TASK TO COMPLETE => Among the records that follow, count the lines with the string "concentren"; report only that count.

### DATA RECORDS

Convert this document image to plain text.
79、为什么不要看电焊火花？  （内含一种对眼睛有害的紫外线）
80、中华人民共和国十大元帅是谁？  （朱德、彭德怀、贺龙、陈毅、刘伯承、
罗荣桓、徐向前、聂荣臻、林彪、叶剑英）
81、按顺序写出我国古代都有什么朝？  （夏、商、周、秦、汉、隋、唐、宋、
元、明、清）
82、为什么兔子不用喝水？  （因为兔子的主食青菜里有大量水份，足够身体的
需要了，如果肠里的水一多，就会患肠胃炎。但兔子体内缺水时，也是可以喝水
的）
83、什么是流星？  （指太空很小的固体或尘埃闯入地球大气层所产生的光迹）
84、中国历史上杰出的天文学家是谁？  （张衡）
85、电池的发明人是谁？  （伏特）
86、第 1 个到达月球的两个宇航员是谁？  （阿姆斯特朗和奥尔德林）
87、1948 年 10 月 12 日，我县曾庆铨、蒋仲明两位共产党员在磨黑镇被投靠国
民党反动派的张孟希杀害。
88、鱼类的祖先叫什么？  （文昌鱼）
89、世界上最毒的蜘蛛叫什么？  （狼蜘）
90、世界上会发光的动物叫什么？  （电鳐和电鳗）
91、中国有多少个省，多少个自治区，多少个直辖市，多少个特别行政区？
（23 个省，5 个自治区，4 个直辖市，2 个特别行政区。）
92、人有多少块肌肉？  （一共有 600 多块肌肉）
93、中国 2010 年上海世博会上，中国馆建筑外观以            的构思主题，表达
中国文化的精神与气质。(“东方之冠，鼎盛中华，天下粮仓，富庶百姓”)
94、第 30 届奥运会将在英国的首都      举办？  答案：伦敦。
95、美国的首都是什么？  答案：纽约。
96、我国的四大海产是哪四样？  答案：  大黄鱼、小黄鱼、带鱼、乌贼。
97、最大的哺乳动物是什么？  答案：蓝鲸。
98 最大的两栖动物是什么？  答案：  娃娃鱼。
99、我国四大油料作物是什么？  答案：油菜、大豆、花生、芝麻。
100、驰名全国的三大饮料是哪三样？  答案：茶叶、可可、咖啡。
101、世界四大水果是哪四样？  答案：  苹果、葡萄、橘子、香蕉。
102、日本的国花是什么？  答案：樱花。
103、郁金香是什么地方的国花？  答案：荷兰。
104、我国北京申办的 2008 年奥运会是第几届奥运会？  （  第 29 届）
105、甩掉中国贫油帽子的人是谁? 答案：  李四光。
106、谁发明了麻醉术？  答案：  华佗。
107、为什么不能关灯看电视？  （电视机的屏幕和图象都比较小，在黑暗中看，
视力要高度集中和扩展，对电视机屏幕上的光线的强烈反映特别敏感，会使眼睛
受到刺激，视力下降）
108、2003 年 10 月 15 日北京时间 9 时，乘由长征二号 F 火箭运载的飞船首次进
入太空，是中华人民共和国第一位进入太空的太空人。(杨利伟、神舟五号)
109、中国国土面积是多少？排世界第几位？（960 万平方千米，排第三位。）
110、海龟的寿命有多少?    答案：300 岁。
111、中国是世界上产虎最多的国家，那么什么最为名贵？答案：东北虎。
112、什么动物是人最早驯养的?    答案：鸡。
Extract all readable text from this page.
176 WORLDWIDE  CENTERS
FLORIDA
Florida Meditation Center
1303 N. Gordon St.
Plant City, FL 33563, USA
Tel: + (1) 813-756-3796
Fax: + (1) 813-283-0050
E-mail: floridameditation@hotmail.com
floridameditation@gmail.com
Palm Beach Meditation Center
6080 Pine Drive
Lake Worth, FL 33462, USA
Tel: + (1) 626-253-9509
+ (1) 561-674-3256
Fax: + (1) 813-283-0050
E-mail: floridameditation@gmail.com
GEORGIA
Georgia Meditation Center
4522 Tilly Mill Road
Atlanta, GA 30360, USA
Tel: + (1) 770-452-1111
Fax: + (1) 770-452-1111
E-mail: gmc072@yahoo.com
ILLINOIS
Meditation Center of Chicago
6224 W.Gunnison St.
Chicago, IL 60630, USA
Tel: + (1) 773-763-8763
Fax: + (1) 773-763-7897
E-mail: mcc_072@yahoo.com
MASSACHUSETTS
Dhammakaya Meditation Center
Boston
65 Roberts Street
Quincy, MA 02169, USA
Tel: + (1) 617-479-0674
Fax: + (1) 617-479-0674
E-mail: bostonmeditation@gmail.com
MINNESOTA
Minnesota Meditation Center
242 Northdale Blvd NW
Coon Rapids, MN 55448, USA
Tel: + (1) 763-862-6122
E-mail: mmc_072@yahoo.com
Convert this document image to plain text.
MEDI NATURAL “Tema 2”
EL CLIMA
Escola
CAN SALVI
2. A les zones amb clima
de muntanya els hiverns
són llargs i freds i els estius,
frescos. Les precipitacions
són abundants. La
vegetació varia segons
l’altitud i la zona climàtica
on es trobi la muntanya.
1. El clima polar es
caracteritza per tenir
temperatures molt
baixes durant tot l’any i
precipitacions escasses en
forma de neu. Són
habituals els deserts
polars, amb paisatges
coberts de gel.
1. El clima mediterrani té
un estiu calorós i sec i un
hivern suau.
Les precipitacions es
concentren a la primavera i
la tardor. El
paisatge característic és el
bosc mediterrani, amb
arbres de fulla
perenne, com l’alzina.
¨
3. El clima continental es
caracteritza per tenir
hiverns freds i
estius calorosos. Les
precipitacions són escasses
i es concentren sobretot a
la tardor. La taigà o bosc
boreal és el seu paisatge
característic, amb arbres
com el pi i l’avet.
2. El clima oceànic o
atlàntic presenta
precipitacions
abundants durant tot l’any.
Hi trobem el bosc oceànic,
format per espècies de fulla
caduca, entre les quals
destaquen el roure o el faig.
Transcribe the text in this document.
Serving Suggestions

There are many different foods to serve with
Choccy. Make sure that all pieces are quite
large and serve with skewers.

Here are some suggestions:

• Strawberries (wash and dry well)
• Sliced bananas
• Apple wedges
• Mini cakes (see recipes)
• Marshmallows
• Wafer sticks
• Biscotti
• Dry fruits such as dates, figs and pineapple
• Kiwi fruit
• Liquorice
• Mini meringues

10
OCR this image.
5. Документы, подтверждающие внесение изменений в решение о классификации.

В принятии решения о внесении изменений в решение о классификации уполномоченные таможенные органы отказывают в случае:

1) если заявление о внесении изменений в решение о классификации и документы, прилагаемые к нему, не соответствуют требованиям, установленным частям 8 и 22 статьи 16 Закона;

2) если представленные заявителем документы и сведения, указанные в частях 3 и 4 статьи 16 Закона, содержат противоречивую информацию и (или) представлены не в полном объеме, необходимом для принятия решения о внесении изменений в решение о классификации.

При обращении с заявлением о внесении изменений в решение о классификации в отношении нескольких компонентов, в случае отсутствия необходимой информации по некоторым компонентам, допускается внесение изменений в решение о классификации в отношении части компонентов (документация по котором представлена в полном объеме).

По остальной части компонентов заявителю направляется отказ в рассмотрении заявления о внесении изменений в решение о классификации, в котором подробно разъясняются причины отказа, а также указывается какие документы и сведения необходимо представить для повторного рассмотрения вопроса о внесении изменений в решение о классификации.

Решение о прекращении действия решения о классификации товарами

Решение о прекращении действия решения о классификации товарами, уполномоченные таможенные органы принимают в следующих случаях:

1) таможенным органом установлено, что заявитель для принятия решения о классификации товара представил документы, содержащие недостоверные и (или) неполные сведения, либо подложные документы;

######

RESULT OF THE EXERCISE => 2